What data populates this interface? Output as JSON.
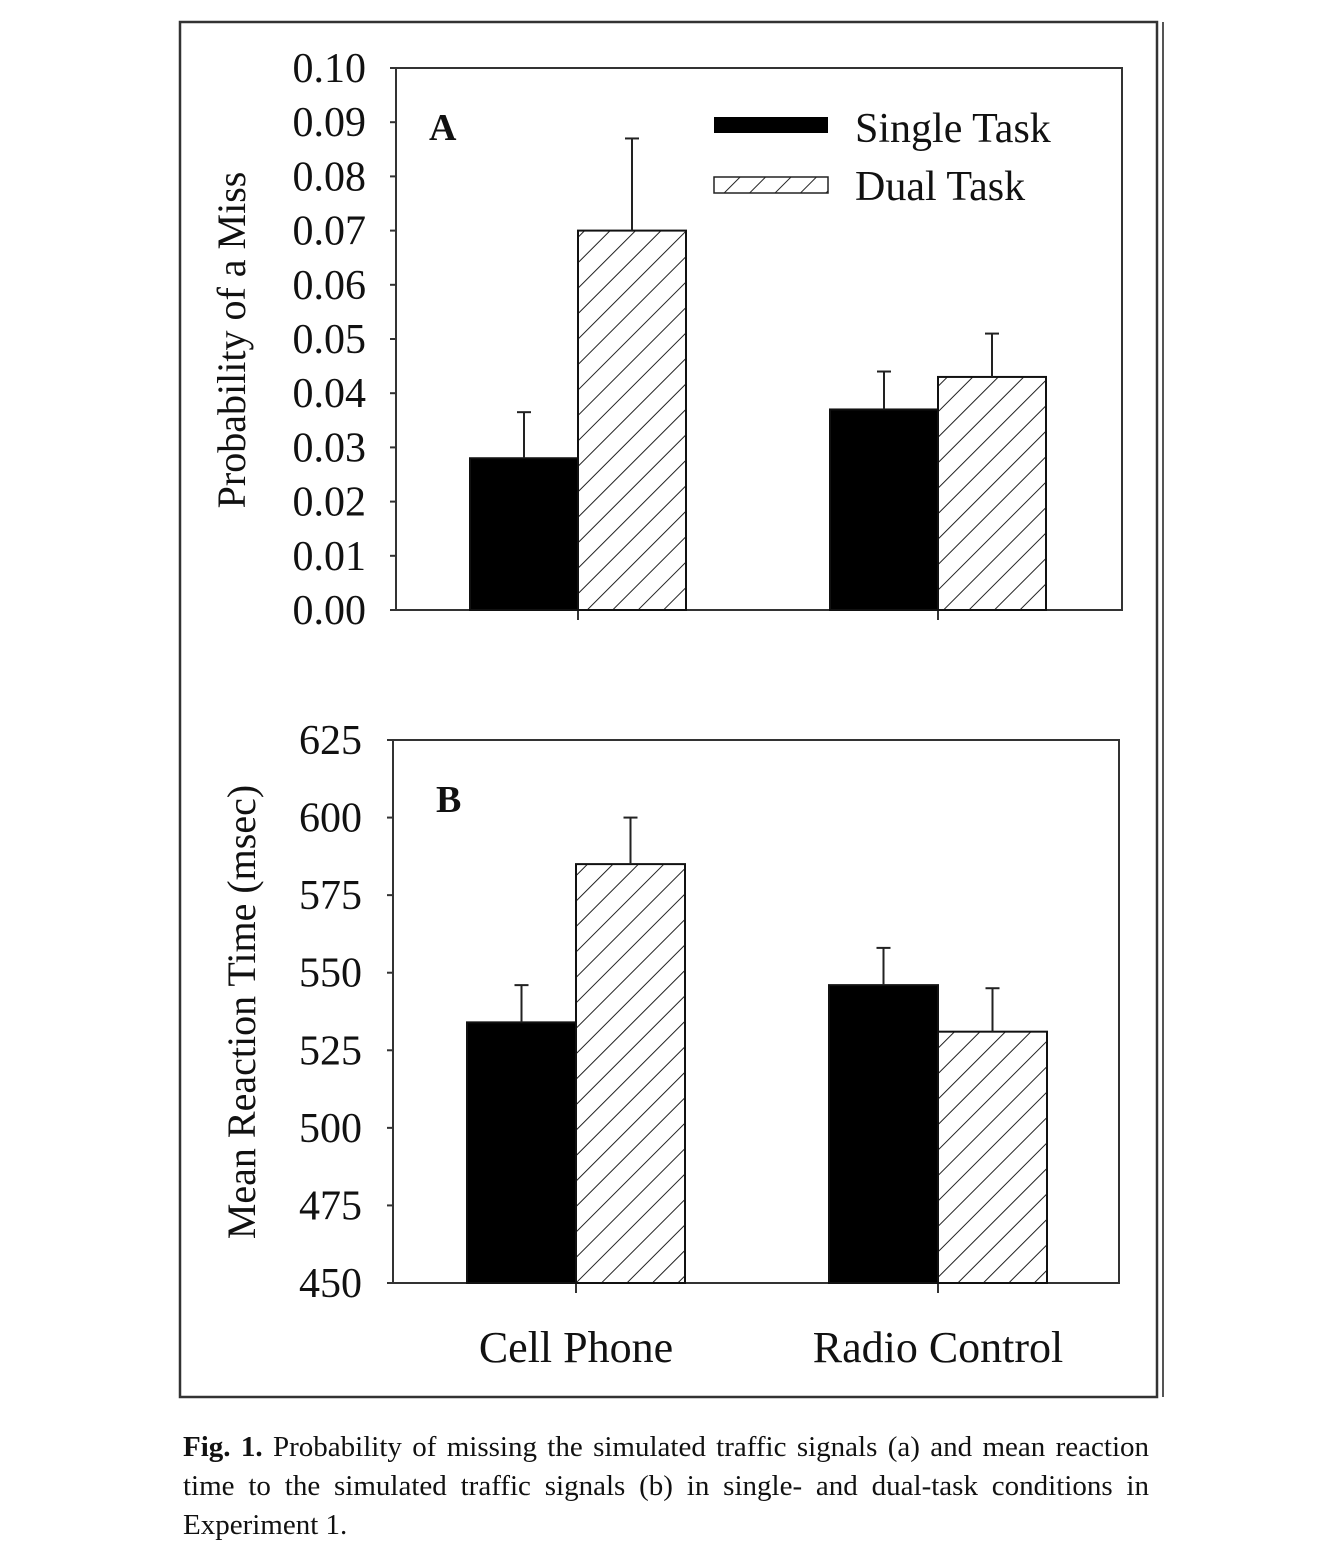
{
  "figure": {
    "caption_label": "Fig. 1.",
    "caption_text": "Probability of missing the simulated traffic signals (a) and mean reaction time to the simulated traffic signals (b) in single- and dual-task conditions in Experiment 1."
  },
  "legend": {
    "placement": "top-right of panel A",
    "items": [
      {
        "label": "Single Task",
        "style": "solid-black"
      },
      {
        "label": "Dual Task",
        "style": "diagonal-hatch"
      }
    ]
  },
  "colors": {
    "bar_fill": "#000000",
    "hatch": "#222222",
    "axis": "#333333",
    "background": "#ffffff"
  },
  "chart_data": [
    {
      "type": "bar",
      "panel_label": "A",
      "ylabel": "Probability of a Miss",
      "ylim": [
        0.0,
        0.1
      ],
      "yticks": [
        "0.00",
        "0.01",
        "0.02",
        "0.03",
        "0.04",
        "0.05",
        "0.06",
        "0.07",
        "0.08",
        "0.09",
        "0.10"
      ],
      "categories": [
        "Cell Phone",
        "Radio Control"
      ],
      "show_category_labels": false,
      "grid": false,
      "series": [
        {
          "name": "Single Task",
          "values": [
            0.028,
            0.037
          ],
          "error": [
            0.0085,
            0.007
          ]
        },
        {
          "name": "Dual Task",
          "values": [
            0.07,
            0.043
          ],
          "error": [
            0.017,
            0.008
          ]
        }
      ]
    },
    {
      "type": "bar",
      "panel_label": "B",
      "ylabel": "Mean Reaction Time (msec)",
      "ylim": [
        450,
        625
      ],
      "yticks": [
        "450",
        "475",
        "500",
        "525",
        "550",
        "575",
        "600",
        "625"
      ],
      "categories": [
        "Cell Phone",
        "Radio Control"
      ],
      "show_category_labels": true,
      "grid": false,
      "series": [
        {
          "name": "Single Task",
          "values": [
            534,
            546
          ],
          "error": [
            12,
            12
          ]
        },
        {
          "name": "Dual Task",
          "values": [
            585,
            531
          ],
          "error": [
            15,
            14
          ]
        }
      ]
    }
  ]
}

+ + + + + + +

Without including any pictures, please restate all the records exactly.

What data populates this interface? Output as JSON.
{
  "figure": {
    "caption_label": "Fig. 1.",
    "caption_text": "Probability of missing the simulated traffic signals (a) and mean reaction time to the simulated traffic signals (b) in single- and dual-task conditions in Experiment 1."
  },
  "legend": {
    "placement": "top-right of panel A",
    "items": [
      {
        "label": "Single Task",
        "style": "solid-black"
      },
      {
        "label": "Dual Task",
        "style": "diagonal-hatch"
      }
    ]
  },
  "colors": {
    "bar_fill": "#000000",
    "hatch": "#222222",
    "axis": "#333333",
    "background": "#ffffff"
  },
  "chart_data": [
    {
      "type": "bar",
      "panel_label": "A",
      "ylabel": "Probability of a Miss",
      "ylim": [
        0.0,
        0.1
      ],
      "yticks": [
        "0.00",
        "0.01",
        "0.02",
        "0.03",
        "0.04",
        "0.05",
        "0.06",
        "0.07",
        "0.08",
        "0.09",
        "0.10"
      ],
      "categories": [
        "Cell Phone",
        "Radio Control"
      ],
      "show_category_labels": false,
      "grid": false,
      "series": [
        {
          "name": "Single Task",
          "values": [
            0.028,
            0.037
          ],
          "error": [
            0.0085,
            0.007
          ]
        },
        {
          "name": "Dual Task",
          "values": [
            0.07,
            0.043
          ],
          "error": [
            0.017,
            0.008
          ]
        }
      ]
    },
    {
      "type": "bar",
      "panel_label": "B",
      "ylabel": "Mean Reaction Time (msec)",
      "ylim": [
        450,
        625
      ],
      "yticks": [
        "450",
        "475",
        "500",
        "525",
        "550",
        "575",
        "600",
        "625"
      ],
      "categories": [
        "Cell Phone",
        "Radio Control"
      ],
      "show_category_labels": true,
      "grid": false,
      "series": [
        {
          "name": "Single Task",
          "values": [
            534,
            546
          ],
          "error": [
            12,
            12
          ]
        },
        {
          "name": "Dual Task",
          "values": [
            585,
            531
          ],
          "error": [
            15,
            14
          ]
        }
      ]
    }
  ]
}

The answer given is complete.